(Stated exercise): Write out the records beneath this line exactly as they appear, minus any images.

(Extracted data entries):
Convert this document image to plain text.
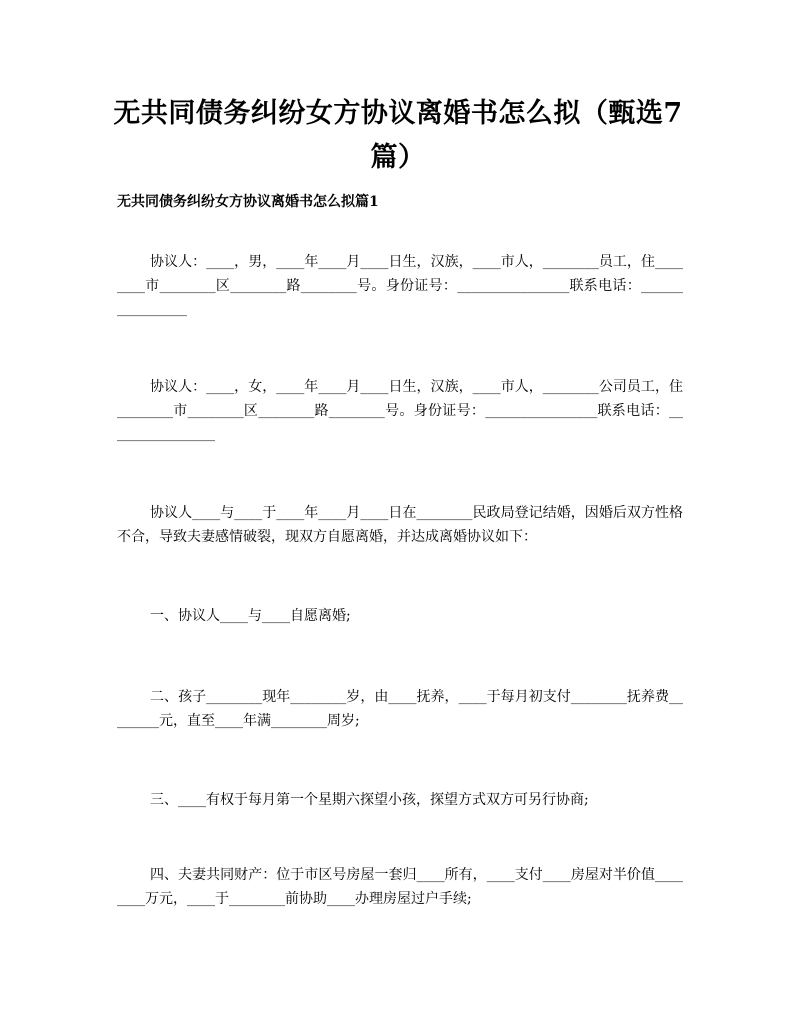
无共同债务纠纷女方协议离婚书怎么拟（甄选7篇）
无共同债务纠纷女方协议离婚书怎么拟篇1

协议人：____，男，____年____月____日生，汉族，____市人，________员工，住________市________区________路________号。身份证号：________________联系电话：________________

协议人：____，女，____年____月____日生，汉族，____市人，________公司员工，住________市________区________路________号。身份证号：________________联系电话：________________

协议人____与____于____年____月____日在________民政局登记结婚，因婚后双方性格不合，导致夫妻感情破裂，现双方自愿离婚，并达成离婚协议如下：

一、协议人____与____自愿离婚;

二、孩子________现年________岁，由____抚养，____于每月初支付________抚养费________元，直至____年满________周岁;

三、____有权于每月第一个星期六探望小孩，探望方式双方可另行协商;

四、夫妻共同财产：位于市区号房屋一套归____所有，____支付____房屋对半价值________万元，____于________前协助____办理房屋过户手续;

(Problem solution):
Convert this document image to plain text.
无共同债务纠纷女方协议离婚书怎么拟（甄选7篇）
无共同债务纠纷女方协议离婚书怎么拟篇1

协议人：____，男，____年____月____日生，汉族，____市人，________员工，住________市________区________路________号。身份证号：________________联系电话：________________

协议人：____，女，____年____月____日生，汉族，____市人，________公司员工，住________市________区________路________号。身份证号：________________联系电话：________________

协议人____与____于____年____月____日在________民政局登记结婚，因婚后双方性格不合，导致夫妻感情破裂，现双方自愿离婚，并达成离婚协议如下：

一、协议人____与____自愿离婚;

二、孩子________现年________岁，由____抚养，____于每月初支付________抚养费________元，直至____年满________周岁;

三、____有权于每月第一个星期六探望小孩，探望方式双方可另行协商;

四、夫妻共同财产：位于市区号房屋一套归____所有，____支付____房屋对半价值________万元，____于________前协助____办理房屋过户手续;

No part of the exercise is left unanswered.